# Start of DATASET ENTRIES
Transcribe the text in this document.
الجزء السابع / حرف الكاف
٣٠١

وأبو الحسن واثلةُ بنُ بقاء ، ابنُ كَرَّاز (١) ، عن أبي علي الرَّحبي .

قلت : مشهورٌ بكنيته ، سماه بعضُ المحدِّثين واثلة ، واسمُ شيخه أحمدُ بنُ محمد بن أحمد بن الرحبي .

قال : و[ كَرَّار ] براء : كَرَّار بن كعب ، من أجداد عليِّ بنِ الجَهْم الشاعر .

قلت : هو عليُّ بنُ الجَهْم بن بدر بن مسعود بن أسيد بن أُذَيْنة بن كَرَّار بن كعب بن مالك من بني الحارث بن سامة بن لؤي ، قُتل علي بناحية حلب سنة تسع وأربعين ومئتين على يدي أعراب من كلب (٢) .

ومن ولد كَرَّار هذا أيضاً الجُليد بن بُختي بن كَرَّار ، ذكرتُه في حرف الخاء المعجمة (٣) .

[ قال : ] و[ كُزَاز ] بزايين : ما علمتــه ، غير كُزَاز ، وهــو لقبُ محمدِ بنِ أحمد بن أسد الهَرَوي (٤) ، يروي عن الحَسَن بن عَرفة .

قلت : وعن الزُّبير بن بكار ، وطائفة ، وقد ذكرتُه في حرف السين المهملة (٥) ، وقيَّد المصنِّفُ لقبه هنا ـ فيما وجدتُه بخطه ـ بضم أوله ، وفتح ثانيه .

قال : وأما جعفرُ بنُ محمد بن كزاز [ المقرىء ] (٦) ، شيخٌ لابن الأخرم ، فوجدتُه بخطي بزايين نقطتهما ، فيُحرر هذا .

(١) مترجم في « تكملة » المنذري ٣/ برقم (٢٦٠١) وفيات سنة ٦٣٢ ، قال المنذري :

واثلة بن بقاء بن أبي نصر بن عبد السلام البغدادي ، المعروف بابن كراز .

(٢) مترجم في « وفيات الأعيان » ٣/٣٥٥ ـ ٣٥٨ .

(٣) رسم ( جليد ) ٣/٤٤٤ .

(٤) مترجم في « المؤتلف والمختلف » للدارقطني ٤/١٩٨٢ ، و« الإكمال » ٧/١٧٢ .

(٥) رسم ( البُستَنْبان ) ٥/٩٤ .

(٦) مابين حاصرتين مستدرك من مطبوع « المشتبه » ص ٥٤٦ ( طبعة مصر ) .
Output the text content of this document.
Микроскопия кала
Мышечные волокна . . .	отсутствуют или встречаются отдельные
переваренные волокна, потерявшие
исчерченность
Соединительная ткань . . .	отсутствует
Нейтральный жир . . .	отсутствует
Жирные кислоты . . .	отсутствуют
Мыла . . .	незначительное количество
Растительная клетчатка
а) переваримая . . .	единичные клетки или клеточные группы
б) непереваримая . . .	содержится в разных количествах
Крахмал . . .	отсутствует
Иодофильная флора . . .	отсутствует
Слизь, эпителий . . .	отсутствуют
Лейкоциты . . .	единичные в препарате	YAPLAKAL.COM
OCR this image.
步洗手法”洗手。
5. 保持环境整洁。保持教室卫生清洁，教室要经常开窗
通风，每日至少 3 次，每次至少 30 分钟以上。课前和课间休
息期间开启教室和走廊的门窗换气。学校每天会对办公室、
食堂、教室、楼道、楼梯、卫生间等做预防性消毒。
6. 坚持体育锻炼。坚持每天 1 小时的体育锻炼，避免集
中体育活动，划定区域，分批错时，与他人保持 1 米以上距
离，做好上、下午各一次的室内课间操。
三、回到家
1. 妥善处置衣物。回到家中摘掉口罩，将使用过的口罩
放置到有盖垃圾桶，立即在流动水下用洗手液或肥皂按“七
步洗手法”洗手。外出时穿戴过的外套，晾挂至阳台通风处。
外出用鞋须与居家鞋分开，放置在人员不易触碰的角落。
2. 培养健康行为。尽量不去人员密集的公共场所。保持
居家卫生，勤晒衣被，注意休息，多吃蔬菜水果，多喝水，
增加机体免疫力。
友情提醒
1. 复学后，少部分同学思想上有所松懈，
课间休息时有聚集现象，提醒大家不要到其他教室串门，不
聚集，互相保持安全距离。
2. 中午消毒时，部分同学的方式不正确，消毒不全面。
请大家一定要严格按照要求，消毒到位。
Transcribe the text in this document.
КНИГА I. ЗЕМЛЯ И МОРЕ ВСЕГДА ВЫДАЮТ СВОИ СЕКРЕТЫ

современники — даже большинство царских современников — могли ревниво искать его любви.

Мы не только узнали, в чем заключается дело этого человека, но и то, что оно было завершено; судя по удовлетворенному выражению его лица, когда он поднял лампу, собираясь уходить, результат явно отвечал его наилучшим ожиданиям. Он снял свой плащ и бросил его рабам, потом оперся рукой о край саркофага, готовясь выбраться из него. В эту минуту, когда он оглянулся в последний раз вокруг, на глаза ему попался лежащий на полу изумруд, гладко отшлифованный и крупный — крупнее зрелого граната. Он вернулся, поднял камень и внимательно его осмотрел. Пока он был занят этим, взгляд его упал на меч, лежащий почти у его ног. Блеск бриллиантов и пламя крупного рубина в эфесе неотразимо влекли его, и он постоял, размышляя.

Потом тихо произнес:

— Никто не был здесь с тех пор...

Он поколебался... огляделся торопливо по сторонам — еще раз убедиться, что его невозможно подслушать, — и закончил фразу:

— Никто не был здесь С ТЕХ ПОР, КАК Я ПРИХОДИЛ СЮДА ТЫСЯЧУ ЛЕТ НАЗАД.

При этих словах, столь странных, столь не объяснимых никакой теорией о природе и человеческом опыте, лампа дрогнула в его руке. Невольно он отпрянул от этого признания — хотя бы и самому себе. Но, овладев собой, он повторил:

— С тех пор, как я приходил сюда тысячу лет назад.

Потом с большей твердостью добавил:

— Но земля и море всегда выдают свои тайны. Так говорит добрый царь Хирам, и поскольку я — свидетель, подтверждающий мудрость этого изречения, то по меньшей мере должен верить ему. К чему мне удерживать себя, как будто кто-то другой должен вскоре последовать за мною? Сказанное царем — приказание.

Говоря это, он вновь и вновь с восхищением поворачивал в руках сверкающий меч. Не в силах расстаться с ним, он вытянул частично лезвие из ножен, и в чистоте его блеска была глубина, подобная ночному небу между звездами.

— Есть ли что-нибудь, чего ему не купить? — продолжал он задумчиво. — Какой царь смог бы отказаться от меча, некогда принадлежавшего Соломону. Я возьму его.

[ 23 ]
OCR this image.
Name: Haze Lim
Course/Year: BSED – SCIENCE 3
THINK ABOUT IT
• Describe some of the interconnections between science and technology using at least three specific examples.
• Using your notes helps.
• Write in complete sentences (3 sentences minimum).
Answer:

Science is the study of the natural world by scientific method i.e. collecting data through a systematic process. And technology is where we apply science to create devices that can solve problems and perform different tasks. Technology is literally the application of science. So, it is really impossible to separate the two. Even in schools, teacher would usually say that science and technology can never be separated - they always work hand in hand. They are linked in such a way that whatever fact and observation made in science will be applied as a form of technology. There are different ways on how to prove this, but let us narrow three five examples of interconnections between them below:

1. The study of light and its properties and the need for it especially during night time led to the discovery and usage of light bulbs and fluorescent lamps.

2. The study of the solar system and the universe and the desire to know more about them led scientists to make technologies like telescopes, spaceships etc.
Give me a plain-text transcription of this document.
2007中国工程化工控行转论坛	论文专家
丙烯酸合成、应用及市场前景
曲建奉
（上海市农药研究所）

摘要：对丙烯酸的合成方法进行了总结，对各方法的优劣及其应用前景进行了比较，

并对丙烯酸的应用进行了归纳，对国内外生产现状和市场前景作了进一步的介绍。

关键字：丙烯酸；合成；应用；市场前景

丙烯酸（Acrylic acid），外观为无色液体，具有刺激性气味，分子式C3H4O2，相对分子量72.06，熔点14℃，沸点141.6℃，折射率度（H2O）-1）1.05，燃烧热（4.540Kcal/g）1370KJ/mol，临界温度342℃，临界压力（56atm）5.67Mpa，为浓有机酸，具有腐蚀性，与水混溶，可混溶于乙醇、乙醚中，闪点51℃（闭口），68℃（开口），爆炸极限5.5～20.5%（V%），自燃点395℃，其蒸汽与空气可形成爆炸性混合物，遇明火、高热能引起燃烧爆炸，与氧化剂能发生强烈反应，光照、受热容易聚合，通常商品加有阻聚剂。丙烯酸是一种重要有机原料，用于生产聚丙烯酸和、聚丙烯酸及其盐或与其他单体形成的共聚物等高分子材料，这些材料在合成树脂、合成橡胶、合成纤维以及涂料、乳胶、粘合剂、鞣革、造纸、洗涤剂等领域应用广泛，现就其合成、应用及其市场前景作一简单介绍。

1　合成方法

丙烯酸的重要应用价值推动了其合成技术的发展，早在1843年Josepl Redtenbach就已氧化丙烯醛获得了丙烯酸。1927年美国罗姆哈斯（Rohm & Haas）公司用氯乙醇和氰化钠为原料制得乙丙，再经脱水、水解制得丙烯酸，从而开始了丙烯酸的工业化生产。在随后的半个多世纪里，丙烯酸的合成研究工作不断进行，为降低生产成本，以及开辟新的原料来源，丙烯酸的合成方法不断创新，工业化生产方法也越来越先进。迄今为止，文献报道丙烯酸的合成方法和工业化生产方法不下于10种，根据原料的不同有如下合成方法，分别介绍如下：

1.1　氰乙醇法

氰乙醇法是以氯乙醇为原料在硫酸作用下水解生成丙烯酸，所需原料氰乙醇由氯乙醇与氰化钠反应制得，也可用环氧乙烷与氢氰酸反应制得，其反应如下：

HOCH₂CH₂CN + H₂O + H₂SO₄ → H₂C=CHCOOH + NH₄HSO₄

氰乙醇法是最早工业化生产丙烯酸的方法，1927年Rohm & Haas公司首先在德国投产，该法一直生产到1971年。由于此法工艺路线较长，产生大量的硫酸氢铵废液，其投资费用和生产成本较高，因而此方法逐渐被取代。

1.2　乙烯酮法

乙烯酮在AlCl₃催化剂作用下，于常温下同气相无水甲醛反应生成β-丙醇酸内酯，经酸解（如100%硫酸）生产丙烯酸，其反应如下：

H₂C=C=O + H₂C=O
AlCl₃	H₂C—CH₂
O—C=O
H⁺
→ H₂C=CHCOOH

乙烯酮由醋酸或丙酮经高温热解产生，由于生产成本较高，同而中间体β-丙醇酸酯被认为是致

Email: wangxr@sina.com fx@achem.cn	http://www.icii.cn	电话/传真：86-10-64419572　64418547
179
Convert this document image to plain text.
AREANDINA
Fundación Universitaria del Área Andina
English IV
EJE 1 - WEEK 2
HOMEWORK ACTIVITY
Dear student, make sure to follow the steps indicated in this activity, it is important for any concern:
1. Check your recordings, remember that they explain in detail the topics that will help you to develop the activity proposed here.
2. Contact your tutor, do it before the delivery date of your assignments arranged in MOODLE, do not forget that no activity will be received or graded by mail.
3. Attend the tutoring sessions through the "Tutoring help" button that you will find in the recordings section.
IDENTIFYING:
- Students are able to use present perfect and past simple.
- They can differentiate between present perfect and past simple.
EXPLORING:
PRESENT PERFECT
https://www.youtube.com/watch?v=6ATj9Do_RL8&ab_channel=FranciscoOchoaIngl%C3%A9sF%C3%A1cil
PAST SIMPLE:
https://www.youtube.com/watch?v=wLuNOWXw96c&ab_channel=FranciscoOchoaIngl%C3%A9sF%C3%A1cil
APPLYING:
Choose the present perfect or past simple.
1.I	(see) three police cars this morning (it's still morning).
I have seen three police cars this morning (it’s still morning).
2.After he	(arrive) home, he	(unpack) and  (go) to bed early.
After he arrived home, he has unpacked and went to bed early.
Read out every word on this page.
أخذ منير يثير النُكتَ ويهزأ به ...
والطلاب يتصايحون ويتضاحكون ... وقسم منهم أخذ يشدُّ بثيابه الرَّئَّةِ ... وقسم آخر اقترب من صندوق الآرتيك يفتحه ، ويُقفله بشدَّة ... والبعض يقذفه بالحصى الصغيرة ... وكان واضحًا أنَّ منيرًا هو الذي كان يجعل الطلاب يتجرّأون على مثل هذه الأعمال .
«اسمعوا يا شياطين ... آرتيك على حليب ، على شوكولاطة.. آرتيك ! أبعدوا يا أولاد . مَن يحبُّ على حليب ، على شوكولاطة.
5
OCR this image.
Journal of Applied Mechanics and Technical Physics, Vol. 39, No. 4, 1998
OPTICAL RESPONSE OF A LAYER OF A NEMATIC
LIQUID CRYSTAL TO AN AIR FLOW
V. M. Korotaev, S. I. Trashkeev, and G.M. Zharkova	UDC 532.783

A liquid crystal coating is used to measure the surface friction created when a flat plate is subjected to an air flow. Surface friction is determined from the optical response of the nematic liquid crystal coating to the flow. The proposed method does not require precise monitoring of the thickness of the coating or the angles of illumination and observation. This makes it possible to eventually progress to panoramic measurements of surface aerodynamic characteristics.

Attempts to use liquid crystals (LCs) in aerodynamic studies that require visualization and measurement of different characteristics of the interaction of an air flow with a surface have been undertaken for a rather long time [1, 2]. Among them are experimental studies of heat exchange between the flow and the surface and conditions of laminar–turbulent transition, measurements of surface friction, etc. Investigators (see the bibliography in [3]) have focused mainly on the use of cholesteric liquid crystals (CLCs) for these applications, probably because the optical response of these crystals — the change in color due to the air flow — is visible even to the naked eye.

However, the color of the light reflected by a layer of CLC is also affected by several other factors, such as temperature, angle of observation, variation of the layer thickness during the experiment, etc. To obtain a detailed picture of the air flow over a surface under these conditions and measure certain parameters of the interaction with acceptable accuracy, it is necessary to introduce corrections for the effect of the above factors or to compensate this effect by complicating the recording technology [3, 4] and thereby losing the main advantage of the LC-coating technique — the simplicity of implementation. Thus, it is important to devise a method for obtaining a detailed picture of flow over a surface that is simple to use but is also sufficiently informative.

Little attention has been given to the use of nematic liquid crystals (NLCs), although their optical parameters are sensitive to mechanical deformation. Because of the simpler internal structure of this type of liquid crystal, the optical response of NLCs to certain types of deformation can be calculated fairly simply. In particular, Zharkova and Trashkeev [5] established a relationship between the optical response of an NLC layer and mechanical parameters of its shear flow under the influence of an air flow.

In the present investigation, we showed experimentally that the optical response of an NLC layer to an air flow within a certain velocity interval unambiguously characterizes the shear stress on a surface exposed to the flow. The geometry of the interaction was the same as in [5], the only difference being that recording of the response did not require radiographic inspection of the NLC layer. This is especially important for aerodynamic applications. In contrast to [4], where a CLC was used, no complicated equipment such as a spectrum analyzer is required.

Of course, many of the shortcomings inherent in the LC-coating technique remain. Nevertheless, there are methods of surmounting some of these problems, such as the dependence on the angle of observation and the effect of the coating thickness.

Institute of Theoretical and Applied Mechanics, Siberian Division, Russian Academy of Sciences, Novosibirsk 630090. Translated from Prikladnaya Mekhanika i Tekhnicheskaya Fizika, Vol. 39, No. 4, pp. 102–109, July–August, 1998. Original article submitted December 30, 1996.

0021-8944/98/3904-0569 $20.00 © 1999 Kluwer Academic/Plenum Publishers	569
# End of DATASET ENTRIES
▸ EXERCISE GOAL
Search the listing for the word "text". Copy every line in which it occurs.

▸ WRITTEN RESPONSE
Transcribe the text in this document.
Output the text content of this document.
Transcribe the text in this document.
Give me a plain-text transcription of this document.
Convert this document image to plain text.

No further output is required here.